# DESCRIPTION OF THE TASK:
Give every entry again, unchanged, and leave its images out.

(Records excerpted from a collection)
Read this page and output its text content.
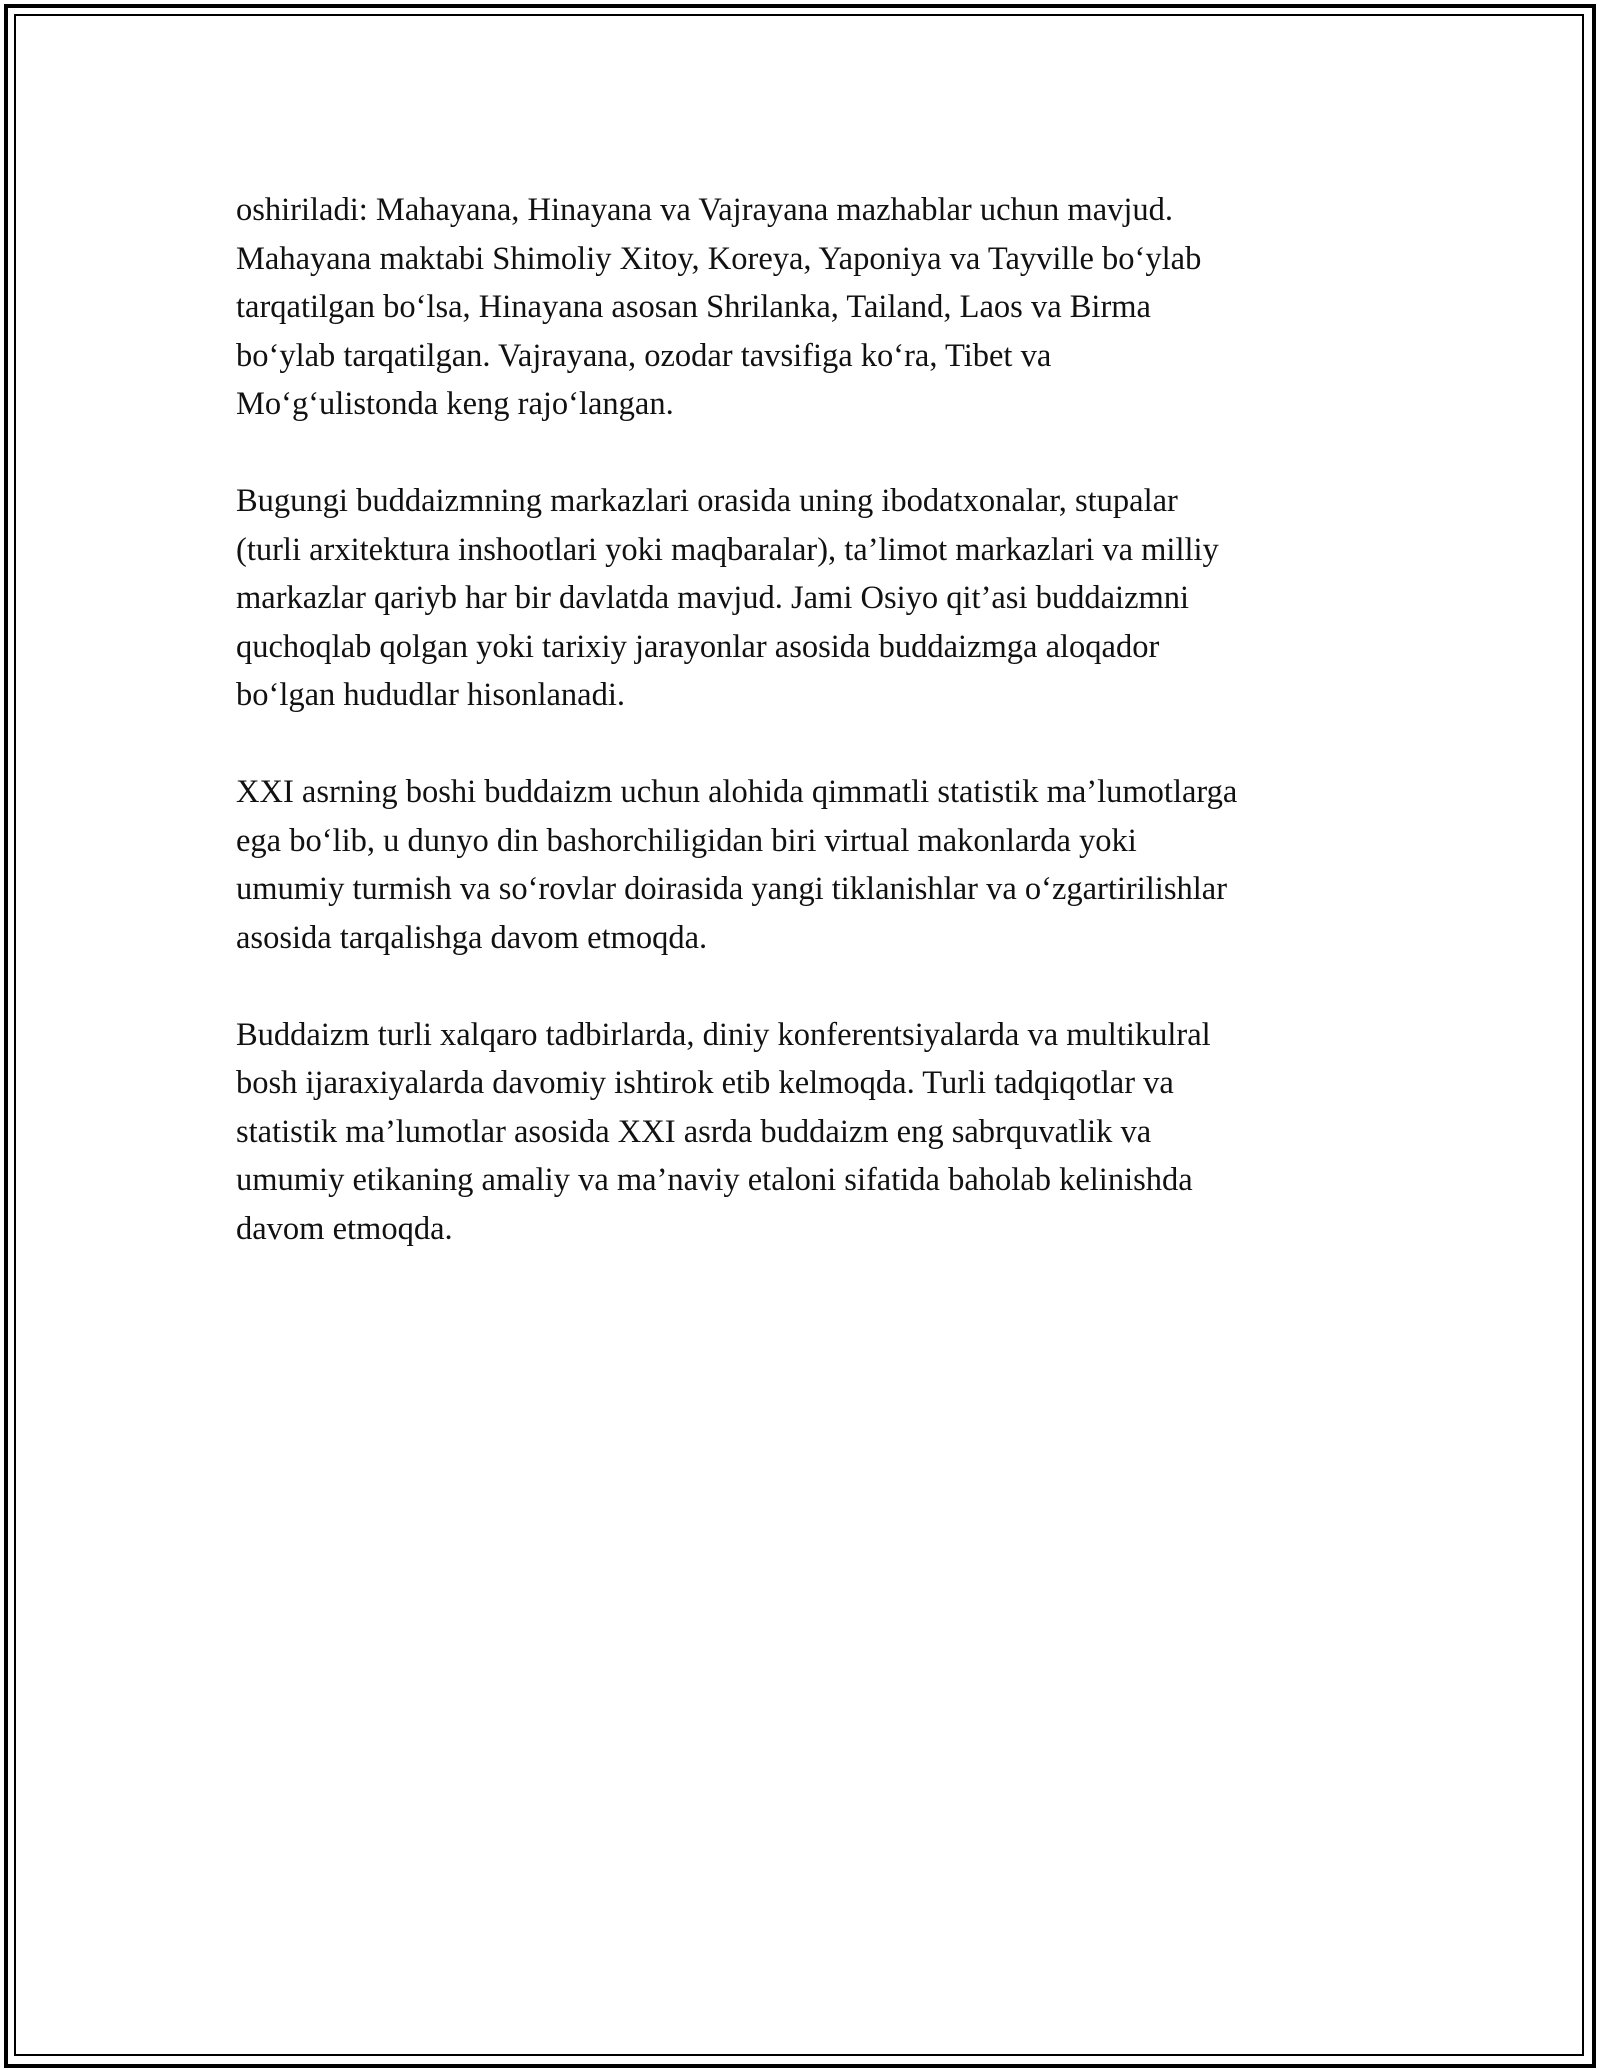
oshiriladi: Mahayana, Hinayana va Vajrayana mazhablar uchun mavjud.
Mahayana maktabi Shimoliy Xitoy, Koreya, Yaponiya va Tayville bo‘ylab
tarqatilgan bo‘lsa, Hinayana asosan Shrilanka, Tailand, Laos va Birma
bo‘ylab tarqatilgan. Vajrayana, ozodar tavsifiga ko‘ra, Tibet va
Mo‘g‘ulistonda keng rajo‘langan.

Bugungi buddaizmning markazlari orasida uning ibodatxonalar, stupalar
(turli arxitektura inshootlari yoki maqbaralar), ta’limot markazlari va milliy
markazlar qariyb har bir davlatda mavjud. Jami Osiyo qit’asi buddaizmni
quchoqlab qolgan yoki tarixiy jarayonlar asosida buddaizmga aloqador
bo‘lgan hududlar hisonlanadi.

XXI asrning boshi buddaizm uchun alohida qimmatli statistik ma’lumotlarga
ega bo‘lib, u dunyo din bashorchiligidan biri virtual makonlarda yoki
umumiy turmish va so‘rovlar doirasida yangi tiklanishlar va o‘zgartirilishlar
asosida tarqalishga davom etmoqda.

Buddaizm turli xalqaro tadbirlarda, diniy konferentsiyalarda va multikulral
bosh ijaraxiyalarda davomiy ishtirok etib kelmoqda. Turli tadqiqotlar va
statistik ma’lumotlar asosida XXI asrda buddaizm eng sabrquvatlik va
umumiy etikaning amaliy va ma’naviy etaloni sifatida baholab kelinishda
davom etmoqda.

# ANSWER TO THIS EXERCISE:
Read this page and output its text content.
oshiriladi: Mahayana, Hinayana va Vajrayana mazhablar uchun mavjud.
Mahayana maktabi Shimoliy Xitoy, Koreya, Yaponiya va Tayville bo‘ylab
tarqatilgan bo‘lsa, Hinayana asosan Shrilanka, Tailand, Laos va Birma
bo‘ylab tarqatilgan. Vajrayana, ozodar tavsifiga ko‘ra, Tibet va
Mo‘g‘ulistonda keng rajo‘langan.

Bugungi buddaizmning markazlari orasida uning ibodatxonalar, stupalar
(turli arxitektura inshootlari yoki maqbaralar), ta’limot markazlari va milliy
markazlar qariyb har bir davlatda mavjud. Jami Osiyo qit’asi buddaizmni
quchoqlab qolgan yoki tarixiy jarayonlar asosida buddaizmga aloqador
bo‘lgan hududlar hisonlanadi.

XXI asrning boshi buddaizm uchun alohida qimmatli statistik ma’lumotlarga
ega bo‘lib, u dunyo din bashorchiligidan biri virtual makonlarda yoki
umumiy turmish va so‘rovlar doirasida yangi tiklanishlar va o‘zgartirilishlar
asosida tarqalishga davom etmoqda.

Buddaizm turli xalqaro tadbirlarda, diniy konferentsiyalarda va multikulral
bosh ijaraxiyalarda davomiy ishtirok etib kelmoqda. Turli tadqiqotlar va
statistik ma’lumotlar asosida XXI asrda buddaizm eng sabrquvatlik va
umumiy etikaning amaliy va ma’naviy etaloni sifatida baholab kelinishda
davom etmoqda.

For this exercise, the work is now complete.